#### [DIRECTIONS]
The entries below are to be written out again without alteration.

[Extracted data entries]
□ □ □

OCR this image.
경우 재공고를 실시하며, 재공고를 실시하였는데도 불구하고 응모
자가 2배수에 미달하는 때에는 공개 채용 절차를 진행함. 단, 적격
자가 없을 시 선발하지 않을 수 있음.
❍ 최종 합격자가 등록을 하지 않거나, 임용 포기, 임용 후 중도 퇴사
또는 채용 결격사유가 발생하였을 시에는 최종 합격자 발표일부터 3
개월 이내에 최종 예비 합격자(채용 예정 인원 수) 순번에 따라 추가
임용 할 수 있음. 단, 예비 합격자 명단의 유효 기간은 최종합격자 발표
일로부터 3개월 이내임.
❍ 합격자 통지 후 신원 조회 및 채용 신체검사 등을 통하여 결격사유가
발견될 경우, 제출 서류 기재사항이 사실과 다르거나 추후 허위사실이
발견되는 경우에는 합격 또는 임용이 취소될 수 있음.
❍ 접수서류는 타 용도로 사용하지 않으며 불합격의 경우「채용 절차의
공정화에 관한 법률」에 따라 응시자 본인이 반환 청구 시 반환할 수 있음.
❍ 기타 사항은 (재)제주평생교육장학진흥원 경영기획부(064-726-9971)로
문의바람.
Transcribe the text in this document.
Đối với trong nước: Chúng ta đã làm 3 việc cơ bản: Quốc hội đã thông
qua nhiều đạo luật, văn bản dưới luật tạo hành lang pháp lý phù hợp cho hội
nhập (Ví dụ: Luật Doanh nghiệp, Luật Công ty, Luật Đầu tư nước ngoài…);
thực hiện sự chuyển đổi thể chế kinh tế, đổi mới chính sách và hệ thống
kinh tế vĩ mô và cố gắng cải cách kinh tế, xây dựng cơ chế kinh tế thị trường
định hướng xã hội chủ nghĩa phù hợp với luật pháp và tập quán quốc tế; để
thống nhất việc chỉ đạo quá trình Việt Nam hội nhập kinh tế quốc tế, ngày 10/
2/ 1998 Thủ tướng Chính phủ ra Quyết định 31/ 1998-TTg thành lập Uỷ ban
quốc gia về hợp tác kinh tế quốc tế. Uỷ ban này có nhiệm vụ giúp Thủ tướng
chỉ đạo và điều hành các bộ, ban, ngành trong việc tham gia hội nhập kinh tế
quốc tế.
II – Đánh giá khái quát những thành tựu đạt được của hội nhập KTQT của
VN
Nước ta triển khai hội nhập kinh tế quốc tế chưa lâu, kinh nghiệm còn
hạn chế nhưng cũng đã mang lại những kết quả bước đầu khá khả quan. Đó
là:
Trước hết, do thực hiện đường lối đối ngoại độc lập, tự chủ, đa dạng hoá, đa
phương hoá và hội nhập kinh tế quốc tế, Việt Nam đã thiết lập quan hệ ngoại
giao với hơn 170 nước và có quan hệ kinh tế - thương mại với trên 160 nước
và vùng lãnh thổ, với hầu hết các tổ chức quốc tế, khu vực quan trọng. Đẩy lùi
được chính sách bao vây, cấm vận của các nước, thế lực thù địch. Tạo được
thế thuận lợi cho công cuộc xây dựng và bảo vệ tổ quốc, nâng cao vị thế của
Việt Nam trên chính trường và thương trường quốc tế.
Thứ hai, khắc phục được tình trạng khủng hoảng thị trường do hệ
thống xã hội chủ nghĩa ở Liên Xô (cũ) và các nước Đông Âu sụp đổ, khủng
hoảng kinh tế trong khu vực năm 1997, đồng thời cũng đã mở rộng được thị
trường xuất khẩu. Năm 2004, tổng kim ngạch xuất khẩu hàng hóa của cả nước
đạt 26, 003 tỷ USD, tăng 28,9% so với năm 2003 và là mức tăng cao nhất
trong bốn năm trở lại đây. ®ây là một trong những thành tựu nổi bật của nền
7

□ □ □

#### [SOLUTION FOR THIS TASK]
OCR this image.
경우 재공고를 실시하며, 재공고를 실시하였는데도 불구하고 응모
자가 2배수에 미달하는 때에는 공개 채용 절차를 진행함. 단, 적격
자가 없을 시 선발하지 않을 수 있음.
❍ 최종 합격자가 등록을 하지 않거나, 임용 포기, 임용 후 중도 퇴사
또는 채용 결격사유가 발생하였을 시에는 최종 합격자 발표일부터 3
개월 이내에 최종 예비 합격자(채용 예정 인원 수) 순번에 따라 추가
임용 할 수 있음. 단, 예비 합격자 명단의 유효 기간은 최종합격자 발표
일로부터 3개월 이내임.
❍ 합격자 통지 후 신원 조회 및 채용 신체검사 등을 통하여 결격사유가
발견될 경우, 제출 서류 기재사항이 사실과 다르거나 추후 허위사실이
발견되는 경우에는 합격 또는 임용이 취소될 수 있음.
❍ 접수서류는 타 용도로 사용하지 않으며 불합격의 경우「채용 절차의
공정화에 관한 법률」에 따라 응시자 본인이 반환 청구 시 반환할 수 있음.
❍ 기타 사항은 (재)제주평생교육장학진흥원 경영기획부(064-726-9971)로
문의바람.
Transcribe the text in this document.
Đối với trong nước: Chúng ta đã làm 3 việc cơ bản: Quốc hội đã thông
qua nhiều đạo luật, văn bản dưới luật tạo hành lang pháp lý phù hợp cho hội
nhập (Ví dụ: Luật Doanh nghiệp, Luật Công ty, Luật Đầu tư nước ngoài…);
thực hiện sự chuyển đổi thể chế kinh tế, đổi mới chính sách và hệ thống
kinh tế vĩ mô và cố gắng cải cách kinh tế, xây dựng cơ chế kinh tế thị trường
định hướng xã hội chủ nghĩa phù hợp với luật pháp và tập quán quốc tế; để
thống nhất việc chỉ đạo quá trình Việt Nam hội nhập kinh tế quốc tế, ngày 10/
2/ 1998 Thủ tướng Chính phủ ra Quyết định 31/ 1998-TTg thành lập Uỷ ban
quốc gia về hợp tác kinh tế quốc tế. Uỷ ban này có nhiệm vụ giúp Thủ tướng
chỉ đạo và điều hành các bộ, ban, ngành trong việc tham gia hội nhập kinh tế
quốc tế.
II – Đánh giá khái quát những thành tựu đạt được của hội nhập KTQT của
VN
Nước ta triển khai hội nhập kinh tế quốc tế chưa lâu, kinh nghiệm còn
hạn chế nhưng cũng đã mang lại những kết quả bước đầu khá khả quan. Đó
là:
Trước hết, do thực hiện đường lối đối ngoại độc lập, tự chủ, đa dạng hoá, đa
phương hoá và hội nhập kinh tế quốc tế, Việt Nam đã thiết lập quan hệ ngoại
giao với hơn 170 nước và có quan hệ kinh tế - thương mại với trên 160 nước
và vùng lãnh thổ, với hầu hết các tổ chức quốc tế, khu vực quan trọng. Đẩy lùi
được chính sách bao vây, cấm vận của các nước, thế lực thù địch. Tạo được
thế thuận lợi cho công cuộc xây dựng và bảo vệ tổ quốc, nâng cao vị thế của
Việt Nam trên chính trường và thương trường quốc tế.
Thứ hai, khắc phục được tình trạng khủng hoảng thị trường do hệ
thống xã hội chủ nghĩa ở Liên Xô (cũ) và các nước Đông Âu sụp đổ, khủng
hoảng kinh tế trong khu vực năm 1997, đồng thời cũng đã mở rộng được thị
trường xuất khẩu. Năm 2004, tổng kim ngạch xuất khẩu hàng hóa của cả nước
đạt 26, 003 tỷ USD, tăng 28,9% so với năm 2003 và là mức tăng cao nhất
trong bốn năm trở lại đây. ®ây là một trong những thành tựu nổi bật của nền
7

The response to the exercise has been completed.